## Start

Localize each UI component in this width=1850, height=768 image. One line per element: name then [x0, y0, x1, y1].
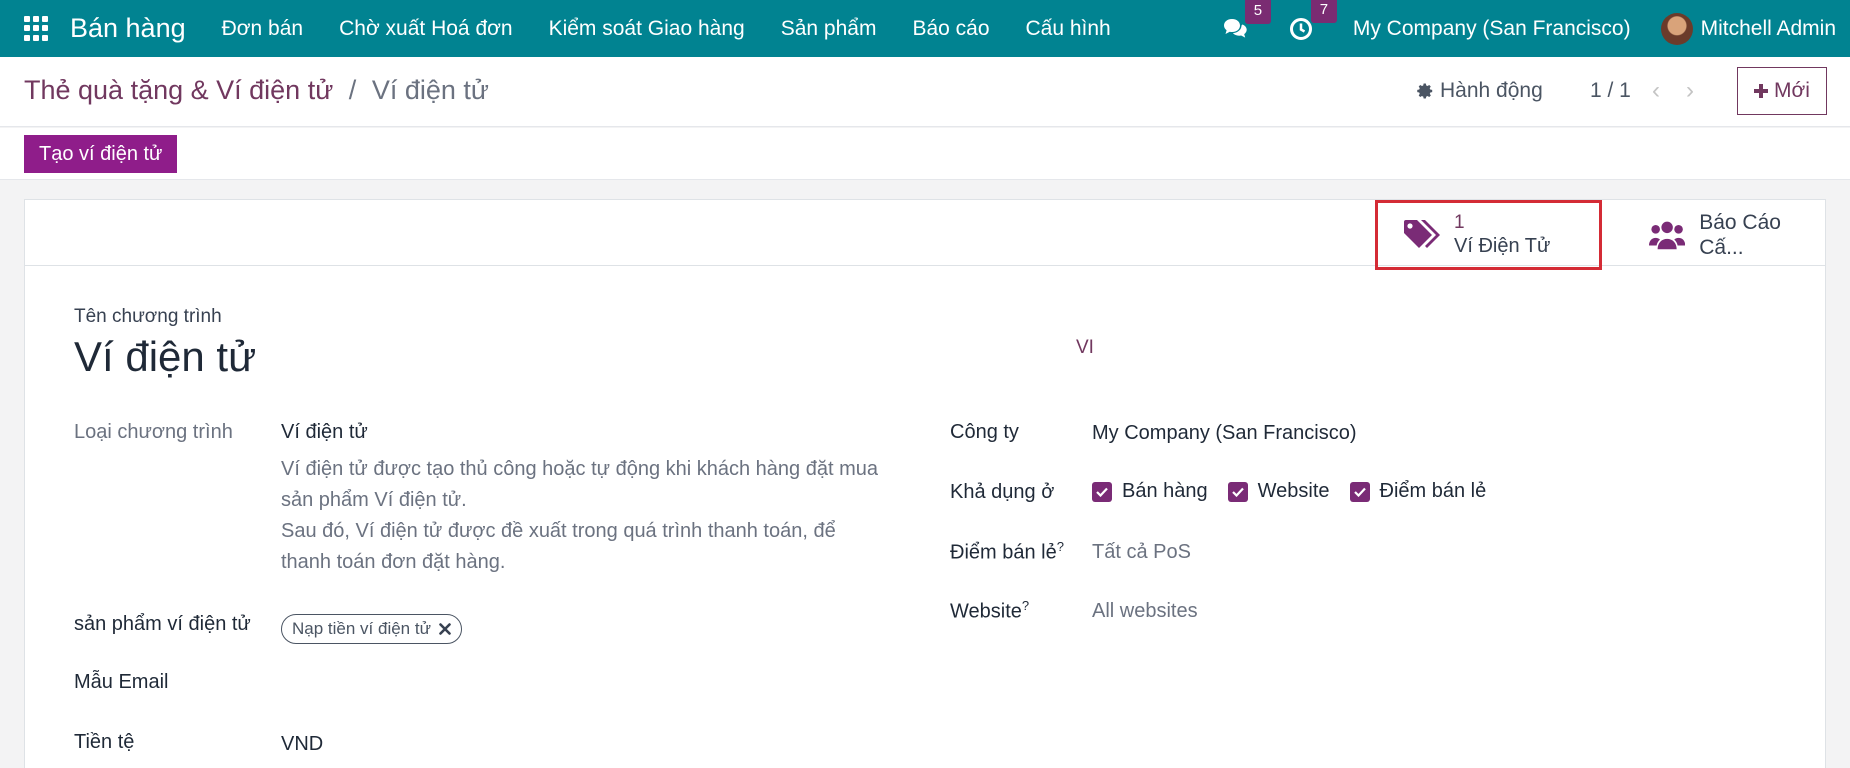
- app-brand[interactable]: Bán hàng: [70, 13, 186, 44]
- control-panel: Thẻ quà tặng & Ví điện tử / Ví điện tử H…: [0, 57, 1850, 127]
- user-avatar[interactable]: [1660, 12, 1693, 45]
- email-template-label: Mẫu Email: [74, 671, 169, 693]
- breadcrumb-separator: /: [348, 75, 357, 105]
- pos-help-mark[interactable]: ?: [1057, 539, 1064, 554]
- website-value[interactable]: All websites: [1092, 600, 1198, 623]
- action-menu-button[interactable]: Hành động: [1416, 79, 1543, 103]
- messages-count-badge: 5: [1244, 0, 1271, 24]
- company-switcher[interactable]: My Company (San Francisco): [1353, 17, 1631, 41]
- report-smart-button[interactable]: Báo Cáo Cấ...: [1625, 200, 1825, 270]
- ewallet-product-tag[interactable]: Nạp tiền ví điện tử: [281, 614, 462, 644]
- breadcrumb-current: Ví điện tử: [371, 75, 489, 105]
- pager-previous-icon[interactable]: ‹: [1652, 77, 1660, 105]
- plus-icon: [1754, 84, 1769, 98]
- breadcrumb: Thẻ quà tặng & Ví điện tử / Ví điện tử: [24, 75, 489, 106]
- top-navbar: Bán hàng Đơn bán Chờ xuất Hoá đơn Kiểm s…: [0, 0, 1850, 57]
- report-smart-label: Báo Cáo Cấ...: [1699, 210, 1781, 259]
- currency-value[interactable]: VND: [281, 733, 323, 756]
- ewallet-count: 1: [1454, 211, 1465, 233]
- new-button-label: Mới: [1774, 79, 1810, 102]
- new-button[interactable]: Mới: [1737, 67, 1827, 115]
- website-label: Website?: [950, 598, 1029, 624]
- ewallet-product-tag-label: Nạp tiền ví điện tử: [292, 619, 431, 638]
- activities-button[interactable]: 7: [1289, 0, 1337, 41]
- apps-menu-icon[interactable]: [24, 15, 50, 42]
- available-in-options: Bán hàng Website Điểm bán lẻ: [1092, 480, 1486, 503]
- checkbox-checked-icon: [1349, 481, 1370, 502]
- available-website-checkbox[interactable]: Website: [1227, 480, 1330, 503]
- language-tag[interactable]: VI: [1076, 337, 1094, 359]
- program-name-label: Tên chương trình: [74, 306, 222, 327]
- menu-item-orders[interactable]: Đơn bán: [204, 17, 322, 41]
- activities-count-badge: 7: [1310, 0, 1337, 23]
- create-ewallet-button[interactable]: Tạo ví điện tử: [24, 135, 178, 173]
- messages-button[interactable]: 5: [1223, 0, 1271, 40]
- company-label: Công ty: [950, 421, 1019, 443]
- currency-label: Tiền tệ: [74, 731, 135, 753]
- form-statusbar: Tạo ví điện tử: [0, 128, 1850, 180]
- action-menu-label: Hành động: [1440, 79, 1543, 102]
- available-website-label: Website: [1257, 480, 1330, 502]
- pager-value[interactable]: 1 / 1: [1590, 79, 1631, 103]
- tags-icon: [1404, 220, 1440, 248]
- available-pos-label: Điểm bán lẻ: [1379, 480, 1487, 502]
- website-label-text: Website: [950, 600, 1022, 623]
- available-pos-checkbox[interactable]: Điểm bán lẻ: [1349, 480, 1487, 503]
- program-type-label: Loại chương trình: [74, 421, 233, 443]
- program-name-field[interactable]: Ví điện tử: [74, 333, 256, 381]
- ewallet-smart-label: Ví Điện Tử: [1454, 235, 1551, 258]
- pos-label-text: Điểm bán lẻ: [950, 541, 1057, 564]
- pos-label: Điểm bán lẻ?: [950, 539, 1064, 565]
- gear-icon: [1417, 83, 1433, 99]
- program-type-description: Ví điện tử được tạo thủ công hoặc tự độn…: [281, 454, 881, 578]
- available-in-label: Khả dụng ở: [950, 481, 1055, 503]
- navbar-systray: 5 7 My Company (San Francisco) Mitchell …: [1223, 0, 1850, 57]
- program-type-value[interactable]: Ví điện tử: [281, 421, 368, 444]
- checkbox-checked-icon: [1227, 481, 1248, 502]
- available-sales-checkbox[interactable]: Bán hàng: [1092, 480, 1208, 503]
- website-help-mark[interactable]: ?: [1022, 598, 1029, 613]
- menu-item-products[interactable]: Sản phẩm: [763, 17, 895, 41]
- pos-value[interactable]: Tất cả PoS: [1092, 541, 1191, 564]
- remove-tag-icon[interactable]: [439, 623, 451, 635]
- ewallet-product-label: sản phẩm ví điện tử: [74, 613, 251, 635]
- menu-item-configuration[interactable]: Cấu hình: [1008, 17, 1129, 41]
- clock-icon: [1289, 17, 1312, 40]
- menu-item-reporting[interactable]: Báo cáo: [894, 17, 1007, 41]
- pager-next-icon[interactable]: ›: [1686, 77, 1694, 105]
- menu-item-delivery-control[interactable]: Kiểm soát Giao hàng: [531, 17, 763, 41]
- checkbox-checked-icon: [1092, 481, 1112, 502]
- user-menu[interactable]: Mitchell Admin: [1701, 17, 1836, 41]
- available-sales-label: Bán hàng: [1122, 480, 1208, 502]
- form-sheet: 1 Ví Điện Tử Báo Cáo Cấ... Tên chương tr…: [24, 199, 1826, 768]
- breadcrumb-parent[interactable]: Thẻ quà tặng & Ví điện tử: [24, 75, 333, 105]
- description-line-2: Sau đó, Ví điện tử được đề xuất trong qu…: [281, 520, 836, 573]
- company-value[interactable]: My Company (San Francisco): [1092, 422, 1357, 445]
- menu-item-to-invoice[interactable]: Chờ xuất Hoá đơn: [321, 17, 530, 41]
- ewallet-smart-button[interactable]: 1 Ví Điện Tử: [1375, 200, 1602, 270]
- main-menu: Đơn bán Chờ xuất Hoá đơn Kiểm soát Giao …: [204, 17, 1129, 41]
- description-line-1: Ví điện tử được tạo thủ công hoặc tự độn…: [281, 458, 878, 511]
- users-icon: [1649, 221, 1686, 250]
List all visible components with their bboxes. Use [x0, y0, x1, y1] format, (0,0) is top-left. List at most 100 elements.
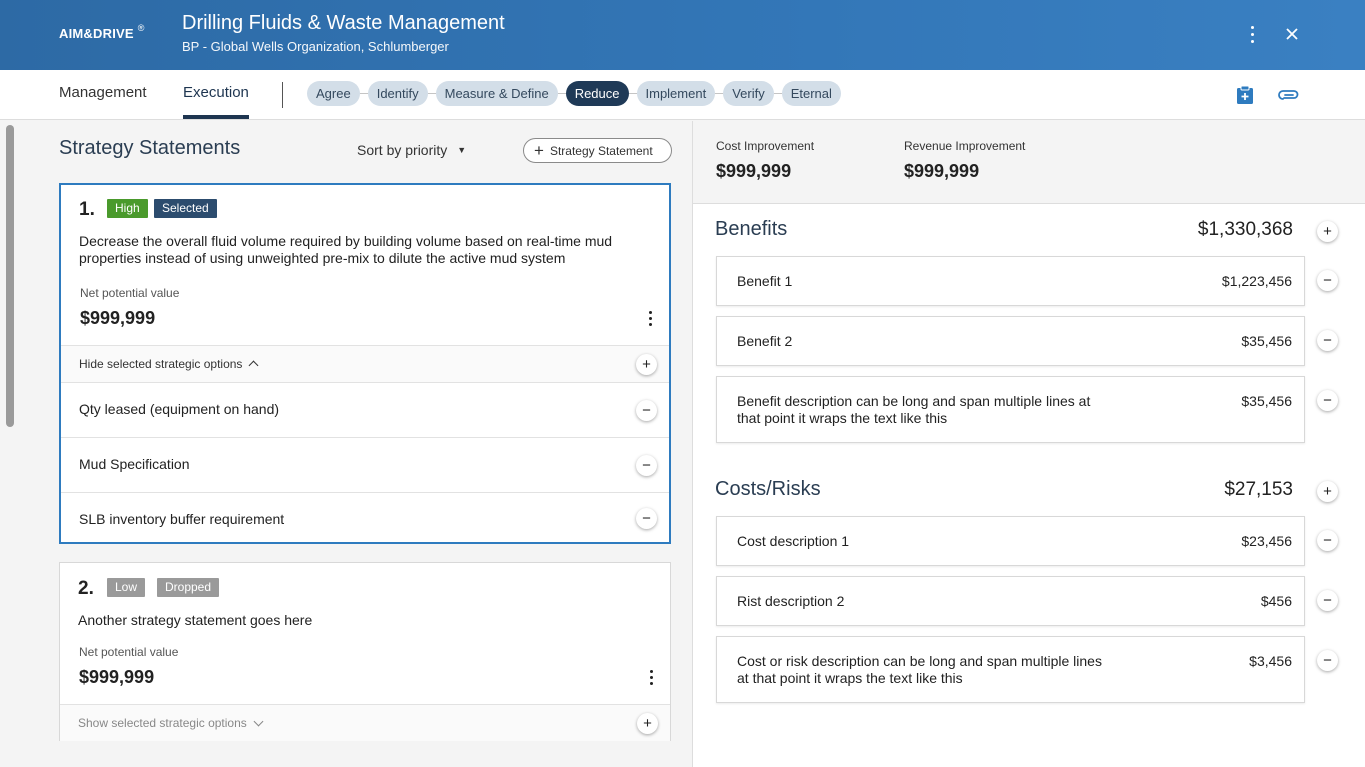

## End

§ What the task requires
Copy out all of the lines above word for word, leaving out the pictures.

§ Response below
Localize each UI component in this width=1850, height=768 image. One line per element: name then [x0, y0, x1, y1].
- app-brand[interactable]: Bán hàng: [70, 13, 186, 44]
- control-panel: Thẻ quà tặng & Ví điện tử / Ví điện tử H…: [0, 57, 1850, 127]
- user-avatar[interactable]: [1660, 12, 1693, 45]
- email-template-label: Mẫu Email: [74, 671, 169, 693]
- breadcrumb-separator: /: [348, 75, 357, 105]
- pos-help-mark[interactable]: ?: [1057, 539, 1064, 554]
- website-value[interactable]: All websites: [1092, 600, 1198, 623]
- action-menu-button[interactable]: Hành động: [1416, 79, 1543, 103]
- messages-count-badge: 5: [1244, 0, 1271, 24]
- company-switcher[interactable]: My Company (San Francisco): [1353, 17, 1631, 41]
- report-smart-button[interactable]: Báo Cáo Cấ...: [1625, 200, 1825, 270]
- ewallet-product-tag[interactable]: Nạp tiền ví điện tử: [281, 614, 462, 644]
- breadcrumb-current: Ví điện tử: [371, 75, 489, 105]
- pager-previous-icon[interactable]: ‹: [1652, 77, 1660, 105]
- plus-icon: [1754, 84, 1769, 98]
- breadcrumb: Thẻ quà tặng & Ví điện tử / Ví điện tử: [24, 75, 489, 106]
- top-navbar: Bán hàng Đơn bán Chờ xuất Hoá đơn Kiểm s…: [0, 0, 1850, 57]
- report-smart-label: Báo Cáo Cấ...: [1699, 210, 1781, 259]
- currency-value[interactable]: VND: [281, 733, 323, 756]
- ewallet-count: 1: [1454, 211, 1465, 233]
- new-button-label: Mới: [1774, 79, 1810, 102]
- new-button[interactable]: Mới: [1737, 67, 1827, 115]
- website-label: Website?: [950, 598, 1029, 624]
- ewallet-product-tag-label: Nạp tiền ví điện tử: [292, 619, 431, 638]
- activities-button[interactable]: 7: [1289, 0, 1337, 41]
- apps-menu-icon[interactable]: [24, 15, 50, 42]
- available-in-options: Bán hàng Website Điểm bán lẻ: [1092, 480, 1486, 503]
- checkbox-checked-icon: [1349, 481, 1370, 502]
- available-website-checkbox[interactable]: Website: [1227, 480, 1330, 503]
- language-tag[interactable]: VI: [1076, 337, 1094, 359]
- program-name-label: Tên chương trình: [74, 306, 222, 327]
- menu-item-orders[interactable]: Đơn bán: [204, 17, 322, 41]
- activities-count-badge: 7: [1310, 0, 1337, 23]
- create-ewallet-button[interactable]: Tạo ví điện tử: [24, 135, 178, 173]
- messages-button[interactable]: 5: [1223, 0, 1271, 40]
- company-label: Công ty: [950, 421, 1019, 443]
- currency-label: Tiền tệ: [74, 731, 135, 753]
- form-statusbar: Tạo ví điện tử: [0, 128, 1850, 180]
- action-menu-label: Hành động: [1440, 79, 1543, 102]
- available-website-label: Website: [1257, 480, 1330, 502]
- pager-value[interactable]: 1 / 1: [1590, 79, 1631, 103]
- tags-icon: [1404, 220, 1440, 248]
- available-pos-label: Điểm bán lẻ: [1379, 480, 1487, 502]
- website-label-text: Website: [950, 600, 1022, 623]
- available-pos-checkbox[interactable]: Điểm bán lẻ: [1349, 480, 1487, 503]
- program-type-label: Loại chương trình: [74, 421, 233, 443]
- program-name-field[interactable]: Ví điện tử: [74, 333, 256, 381]
- ewallet-smart-label: Ví Điện Tử: [1454, 235, 1551, 258]
- pos-label-text: Điểm bán lẻ: [950, 541, 1057, 564]
- pos-label: Điểm bán lẻ?: [950, 539, 1064, 565]
- gear-icon: [1417, 83, 1433, 99]
- program-type-description: Ví điện tử được tạo thủ công hoặc tự độn…: [281, 454, 881, 578]
- available-in-label: Khả dụng ở: [950, 481, 1055, 503]
- navbar-systray: 5 7 My Company (San Francisco) Mitchell …: [1223, 0, 1850, 57]
- program-type-value[interactable]: Ví điện tử: [281, 421, 368, 444]
- checkbox-checked-icon: [1227, 481, 1248, 502]
- available-sales-checkbox[interactable]: Bán hàng: [1092, 480, 1208, 503]
- website-help-mark[interactable]: ?: [1022, 598, 1029, 613]
- menu-item-products[interactable]: Sản phẩm: [763, 17, 895, 41]
- pos-value[interactable]: Tất cả PoS: [1092, 541, 1191, 564]
- remove-tag-icon[interactable]: [439, 623, 451, 635]
- ewallet-product-label: sản phẩm ví điện tử: [74, 613, 251, 635]
- menu-item-configuration[interactable]: Cấu hình: [1008, 17, 1129, 41]
- clock-icon: [1289, 17, 1312, 40]
- menu-item-reporting[interactable]: Báo cáo: [894, 17, 1007, 41]
- pager-next-icon[interactable]: ›: [1686, 77, 1694, 105]
- menu-item-delivery-control[interactable]: Kiểm soát Giao hàng: [531, 17, 763, 41]
- checkbox-checked-icon: [1092, 481, 1112, 502]
- user-menu[interactable]: Mitchell Admin: [1701, 17, 1836, 41]
- available-sales-label: Bán hàng: [1122, 480, 1208, 502]
- form-sheet: 1 Ví Điện Tử Báo Cáo Cấ... Tên chương tr…: [24, 199, 1826, 768]
- breadcrumb-parent[interactable]: Thẻ quà tặng & Ví điện tử: [24, 75, 333, 105]
- description-line-2: Sau đó, Ví điện tử được đề xuất trong qu…: [281, 520, 836, 573]
- company-value[interactable]: My Company (San Francisco): [1092, 422, 1357, 445]
- menu-item-to-invoice[interactable]: Chờ xuất Hoá đơn: [321, 17, 530, 41]
- ewallet-smart-button[interactable]: 1 Ví Điện Tử: [1375, 200, 1602, 270]
- main-menu: Đơn bán Chờ xuất Hoá đơn Kiểm soát Giao …: [204, 17, 1129, 41]
- description-line-1: Ví điện tử được tạo thủ công hoặc tự độn…: [281, 458, 878, 511]
- users-icon: [1649, 221, 1686, 250]
List all visible components with their bboxes. Use [x0, y0, x1, y1] format, (0,0) is top-left. List at most 100 elements.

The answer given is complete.